*Written exercise*
How many of the lines below contain "sommes"? Answer with that number alone.

*Dataset extract*
------------------------------------------------------------------------

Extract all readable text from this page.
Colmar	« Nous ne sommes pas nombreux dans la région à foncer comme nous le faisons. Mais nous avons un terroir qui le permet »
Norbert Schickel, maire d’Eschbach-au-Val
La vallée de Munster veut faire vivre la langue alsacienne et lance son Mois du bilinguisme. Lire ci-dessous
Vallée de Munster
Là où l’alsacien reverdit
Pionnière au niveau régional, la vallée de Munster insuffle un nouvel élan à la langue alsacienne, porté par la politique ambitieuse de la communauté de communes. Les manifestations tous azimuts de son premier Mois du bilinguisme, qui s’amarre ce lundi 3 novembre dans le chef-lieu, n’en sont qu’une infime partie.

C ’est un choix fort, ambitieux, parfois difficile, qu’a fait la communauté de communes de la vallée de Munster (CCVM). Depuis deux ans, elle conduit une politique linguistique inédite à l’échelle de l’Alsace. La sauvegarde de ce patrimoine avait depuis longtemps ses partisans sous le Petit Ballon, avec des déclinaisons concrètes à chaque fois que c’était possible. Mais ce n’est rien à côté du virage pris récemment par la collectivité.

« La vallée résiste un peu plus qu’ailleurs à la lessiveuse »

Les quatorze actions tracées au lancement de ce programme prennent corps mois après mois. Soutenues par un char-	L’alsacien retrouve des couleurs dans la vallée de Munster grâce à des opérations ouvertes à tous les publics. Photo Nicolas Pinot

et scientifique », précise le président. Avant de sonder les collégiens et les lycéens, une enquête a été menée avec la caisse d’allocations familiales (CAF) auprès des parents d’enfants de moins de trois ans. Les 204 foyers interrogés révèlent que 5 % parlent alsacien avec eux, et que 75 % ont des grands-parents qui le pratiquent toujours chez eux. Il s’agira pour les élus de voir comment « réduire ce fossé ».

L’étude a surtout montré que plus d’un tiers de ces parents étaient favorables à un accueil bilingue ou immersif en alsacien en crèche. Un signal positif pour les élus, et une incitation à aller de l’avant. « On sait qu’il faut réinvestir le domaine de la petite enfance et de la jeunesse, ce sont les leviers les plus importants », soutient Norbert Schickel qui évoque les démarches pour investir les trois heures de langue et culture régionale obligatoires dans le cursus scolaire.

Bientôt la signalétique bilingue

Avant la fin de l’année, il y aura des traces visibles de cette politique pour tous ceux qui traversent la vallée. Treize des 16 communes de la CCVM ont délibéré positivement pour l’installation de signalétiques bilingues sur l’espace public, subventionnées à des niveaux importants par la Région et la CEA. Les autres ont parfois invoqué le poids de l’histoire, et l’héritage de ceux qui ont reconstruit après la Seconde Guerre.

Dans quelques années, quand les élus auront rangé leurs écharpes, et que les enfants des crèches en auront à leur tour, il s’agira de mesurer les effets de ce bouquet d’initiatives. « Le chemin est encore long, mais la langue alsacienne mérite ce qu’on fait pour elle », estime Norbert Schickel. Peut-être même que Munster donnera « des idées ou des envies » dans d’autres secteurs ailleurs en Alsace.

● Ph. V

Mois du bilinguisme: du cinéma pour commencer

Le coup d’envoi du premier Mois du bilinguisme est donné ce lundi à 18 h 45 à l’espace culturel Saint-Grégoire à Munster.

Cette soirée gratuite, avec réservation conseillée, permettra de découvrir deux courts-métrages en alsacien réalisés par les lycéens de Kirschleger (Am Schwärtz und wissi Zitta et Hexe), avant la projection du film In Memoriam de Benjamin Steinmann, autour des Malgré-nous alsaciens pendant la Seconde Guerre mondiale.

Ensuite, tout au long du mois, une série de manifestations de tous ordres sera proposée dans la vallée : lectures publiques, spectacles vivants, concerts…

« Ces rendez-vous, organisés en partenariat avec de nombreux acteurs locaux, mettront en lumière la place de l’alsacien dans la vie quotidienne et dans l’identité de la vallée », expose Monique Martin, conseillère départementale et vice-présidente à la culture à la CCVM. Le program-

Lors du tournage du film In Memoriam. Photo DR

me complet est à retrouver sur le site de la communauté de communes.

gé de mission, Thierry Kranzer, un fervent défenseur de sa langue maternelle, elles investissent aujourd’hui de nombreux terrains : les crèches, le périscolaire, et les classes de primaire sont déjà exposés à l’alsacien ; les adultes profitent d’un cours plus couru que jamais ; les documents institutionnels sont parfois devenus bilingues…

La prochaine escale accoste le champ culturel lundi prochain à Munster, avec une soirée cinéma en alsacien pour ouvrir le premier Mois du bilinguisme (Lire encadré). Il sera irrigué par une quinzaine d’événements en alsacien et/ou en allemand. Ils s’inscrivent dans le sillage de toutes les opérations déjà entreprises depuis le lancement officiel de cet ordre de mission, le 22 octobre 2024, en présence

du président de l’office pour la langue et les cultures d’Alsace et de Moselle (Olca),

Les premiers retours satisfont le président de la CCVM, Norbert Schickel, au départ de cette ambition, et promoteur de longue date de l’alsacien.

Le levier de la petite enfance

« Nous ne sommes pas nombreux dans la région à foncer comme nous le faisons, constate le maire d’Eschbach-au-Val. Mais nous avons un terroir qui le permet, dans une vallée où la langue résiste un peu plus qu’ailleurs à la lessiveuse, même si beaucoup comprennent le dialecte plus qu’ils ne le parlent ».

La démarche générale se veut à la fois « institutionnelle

------------------------------------------------------------------------

*Result for this exercise*
2